_Exercise:_
Give the number of lines holding the string "name", and nothing else.

━━━━━ Data to process

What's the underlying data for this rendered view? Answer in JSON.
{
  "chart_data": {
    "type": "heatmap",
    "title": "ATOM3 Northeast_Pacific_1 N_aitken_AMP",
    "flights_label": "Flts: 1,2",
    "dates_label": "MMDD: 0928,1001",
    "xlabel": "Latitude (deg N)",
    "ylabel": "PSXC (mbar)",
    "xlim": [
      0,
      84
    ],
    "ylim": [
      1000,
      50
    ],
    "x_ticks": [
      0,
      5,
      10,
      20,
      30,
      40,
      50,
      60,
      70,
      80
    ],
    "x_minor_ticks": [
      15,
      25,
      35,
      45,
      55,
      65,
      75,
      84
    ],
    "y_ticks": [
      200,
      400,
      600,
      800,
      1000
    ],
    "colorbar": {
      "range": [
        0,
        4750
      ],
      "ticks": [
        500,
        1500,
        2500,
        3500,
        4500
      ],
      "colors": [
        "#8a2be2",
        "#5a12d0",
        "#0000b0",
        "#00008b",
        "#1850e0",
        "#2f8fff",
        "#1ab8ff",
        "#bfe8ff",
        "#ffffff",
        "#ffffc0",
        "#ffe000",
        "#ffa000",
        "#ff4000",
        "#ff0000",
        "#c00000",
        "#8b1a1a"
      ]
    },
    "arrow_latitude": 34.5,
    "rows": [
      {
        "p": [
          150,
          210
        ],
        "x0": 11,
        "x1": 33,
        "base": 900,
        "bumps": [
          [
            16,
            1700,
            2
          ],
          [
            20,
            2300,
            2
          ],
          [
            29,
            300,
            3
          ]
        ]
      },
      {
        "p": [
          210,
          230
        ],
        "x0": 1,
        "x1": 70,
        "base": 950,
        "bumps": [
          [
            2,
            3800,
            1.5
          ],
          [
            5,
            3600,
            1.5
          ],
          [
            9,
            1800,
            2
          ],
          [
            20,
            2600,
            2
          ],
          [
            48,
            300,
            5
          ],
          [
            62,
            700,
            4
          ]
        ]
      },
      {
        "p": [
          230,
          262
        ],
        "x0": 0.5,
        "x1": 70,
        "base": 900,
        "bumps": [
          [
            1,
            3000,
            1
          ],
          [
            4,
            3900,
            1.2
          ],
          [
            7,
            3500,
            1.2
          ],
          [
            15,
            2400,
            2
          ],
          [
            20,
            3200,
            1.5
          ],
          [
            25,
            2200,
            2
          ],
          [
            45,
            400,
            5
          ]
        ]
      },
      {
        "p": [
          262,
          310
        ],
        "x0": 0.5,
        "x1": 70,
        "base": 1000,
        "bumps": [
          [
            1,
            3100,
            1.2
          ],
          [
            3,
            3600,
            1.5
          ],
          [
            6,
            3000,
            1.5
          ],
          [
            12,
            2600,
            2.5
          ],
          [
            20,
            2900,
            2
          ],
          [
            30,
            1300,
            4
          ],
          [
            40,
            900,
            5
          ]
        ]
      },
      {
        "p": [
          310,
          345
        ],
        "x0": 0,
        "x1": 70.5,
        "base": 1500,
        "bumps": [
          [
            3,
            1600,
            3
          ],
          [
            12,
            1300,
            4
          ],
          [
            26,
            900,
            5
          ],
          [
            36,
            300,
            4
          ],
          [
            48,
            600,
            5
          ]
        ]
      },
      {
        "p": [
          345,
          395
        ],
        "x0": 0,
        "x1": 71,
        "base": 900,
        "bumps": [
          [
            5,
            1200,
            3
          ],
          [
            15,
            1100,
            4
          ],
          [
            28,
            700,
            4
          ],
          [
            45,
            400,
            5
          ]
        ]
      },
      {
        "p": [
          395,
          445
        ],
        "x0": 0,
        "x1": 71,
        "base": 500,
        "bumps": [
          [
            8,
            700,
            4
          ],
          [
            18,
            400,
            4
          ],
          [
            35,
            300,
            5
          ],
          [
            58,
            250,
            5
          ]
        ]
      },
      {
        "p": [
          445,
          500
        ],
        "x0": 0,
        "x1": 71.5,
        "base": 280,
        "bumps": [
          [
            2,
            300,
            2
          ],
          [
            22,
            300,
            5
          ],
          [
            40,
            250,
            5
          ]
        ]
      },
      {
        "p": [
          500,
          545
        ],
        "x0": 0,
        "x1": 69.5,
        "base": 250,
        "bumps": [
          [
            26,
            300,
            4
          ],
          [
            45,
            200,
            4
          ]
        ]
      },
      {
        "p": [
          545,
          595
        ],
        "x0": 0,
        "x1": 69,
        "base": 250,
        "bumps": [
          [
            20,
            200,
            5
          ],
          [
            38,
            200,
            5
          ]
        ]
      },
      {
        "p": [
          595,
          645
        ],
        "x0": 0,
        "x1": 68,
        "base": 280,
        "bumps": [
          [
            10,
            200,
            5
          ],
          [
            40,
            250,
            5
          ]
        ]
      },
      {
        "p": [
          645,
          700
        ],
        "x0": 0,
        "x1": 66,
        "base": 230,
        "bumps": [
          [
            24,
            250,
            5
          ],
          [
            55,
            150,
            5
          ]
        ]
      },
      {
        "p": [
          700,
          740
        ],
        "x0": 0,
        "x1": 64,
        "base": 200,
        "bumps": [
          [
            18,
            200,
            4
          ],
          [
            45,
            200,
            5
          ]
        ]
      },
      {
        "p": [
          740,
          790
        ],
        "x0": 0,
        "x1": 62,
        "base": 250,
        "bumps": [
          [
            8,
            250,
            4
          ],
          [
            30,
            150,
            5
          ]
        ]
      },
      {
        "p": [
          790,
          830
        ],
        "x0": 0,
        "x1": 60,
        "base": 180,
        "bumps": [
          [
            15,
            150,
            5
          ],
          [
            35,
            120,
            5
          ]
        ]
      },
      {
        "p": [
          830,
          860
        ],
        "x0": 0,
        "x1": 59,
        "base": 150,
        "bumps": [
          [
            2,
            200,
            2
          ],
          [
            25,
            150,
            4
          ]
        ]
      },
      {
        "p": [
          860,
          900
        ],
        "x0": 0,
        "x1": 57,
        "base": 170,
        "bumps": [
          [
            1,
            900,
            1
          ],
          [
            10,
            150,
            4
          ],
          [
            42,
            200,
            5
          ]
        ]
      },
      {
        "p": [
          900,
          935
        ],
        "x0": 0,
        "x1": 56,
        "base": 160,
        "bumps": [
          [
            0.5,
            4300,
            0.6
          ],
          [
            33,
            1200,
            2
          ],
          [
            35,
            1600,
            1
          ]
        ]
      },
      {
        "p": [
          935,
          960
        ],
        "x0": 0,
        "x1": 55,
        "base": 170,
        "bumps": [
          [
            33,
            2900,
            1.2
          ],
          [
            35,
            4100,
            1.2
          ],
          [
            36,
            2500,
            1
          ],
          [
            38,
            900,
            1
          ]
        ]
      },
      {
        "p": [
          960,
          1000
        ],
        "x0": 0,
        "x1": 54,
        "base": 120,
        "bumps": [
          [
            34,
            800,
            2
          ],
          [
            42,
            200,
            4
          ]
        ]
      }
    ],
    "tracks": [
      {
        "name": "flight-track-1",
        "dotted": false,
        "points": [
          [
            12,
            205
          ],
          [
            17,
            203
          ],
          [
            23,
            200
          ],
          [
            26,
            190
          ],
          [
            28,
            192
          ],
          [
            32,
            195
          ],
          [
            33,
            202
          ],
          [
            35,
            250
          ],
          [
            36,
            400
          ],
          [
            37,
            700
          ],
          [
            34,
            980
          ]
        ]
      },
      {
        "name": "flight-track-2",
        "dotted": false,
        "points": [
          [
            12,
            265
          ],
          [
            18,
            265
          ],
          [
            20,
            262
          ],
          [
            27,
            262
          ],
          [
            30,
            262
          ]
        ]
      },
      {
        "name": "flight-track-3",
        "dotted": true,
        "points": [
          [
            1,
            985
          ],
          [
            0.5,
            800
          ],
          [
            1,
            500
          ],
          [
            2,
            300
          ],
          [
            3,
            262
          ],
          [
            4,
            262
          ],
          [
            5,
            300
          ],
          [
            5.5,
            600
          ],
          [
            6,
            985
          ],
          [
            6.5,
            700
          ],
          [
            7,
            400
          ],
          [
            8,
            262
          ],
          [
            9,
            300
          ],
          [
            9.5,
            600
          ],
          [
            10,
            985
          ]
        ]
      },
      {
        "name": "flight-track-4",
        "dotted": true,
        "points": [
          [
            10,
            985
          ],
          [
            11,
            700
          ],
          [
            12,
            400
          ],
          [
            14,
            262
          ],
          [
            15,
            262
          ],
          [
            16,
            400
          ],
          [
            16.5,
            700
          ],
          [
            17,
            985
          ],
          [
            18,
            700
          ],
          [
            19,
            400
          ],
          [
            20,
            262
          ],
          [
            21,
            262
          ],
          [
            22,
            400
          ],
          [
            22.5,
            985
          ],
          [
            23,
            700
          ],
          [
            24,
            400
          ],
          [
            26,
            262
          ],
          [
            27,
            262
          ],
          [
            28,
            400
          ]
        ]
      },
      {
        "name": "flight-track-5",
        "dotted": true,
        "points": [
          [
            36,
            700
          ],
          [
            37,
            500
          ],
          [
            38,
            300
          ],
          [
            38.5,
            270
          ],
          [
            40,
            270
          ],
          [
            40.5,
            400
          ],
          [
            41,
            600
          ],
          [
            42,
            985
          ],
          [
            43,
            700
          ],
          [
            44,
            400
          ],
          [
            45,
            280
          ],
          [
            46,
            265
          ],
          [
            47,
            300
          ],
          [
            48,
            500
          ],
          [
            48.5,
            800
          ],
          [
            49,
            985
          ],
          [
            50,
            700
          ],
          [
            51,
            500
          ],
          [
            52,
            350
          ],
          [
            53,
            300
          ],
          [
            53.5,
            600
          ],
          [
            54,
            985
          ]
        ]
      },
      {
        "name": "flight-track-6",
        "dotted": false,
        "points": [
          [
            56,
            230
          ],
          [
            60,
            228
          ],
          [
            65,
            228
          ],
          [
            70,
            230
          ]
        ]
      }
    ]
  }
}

━━━━━━━━━━

_Written response:_
6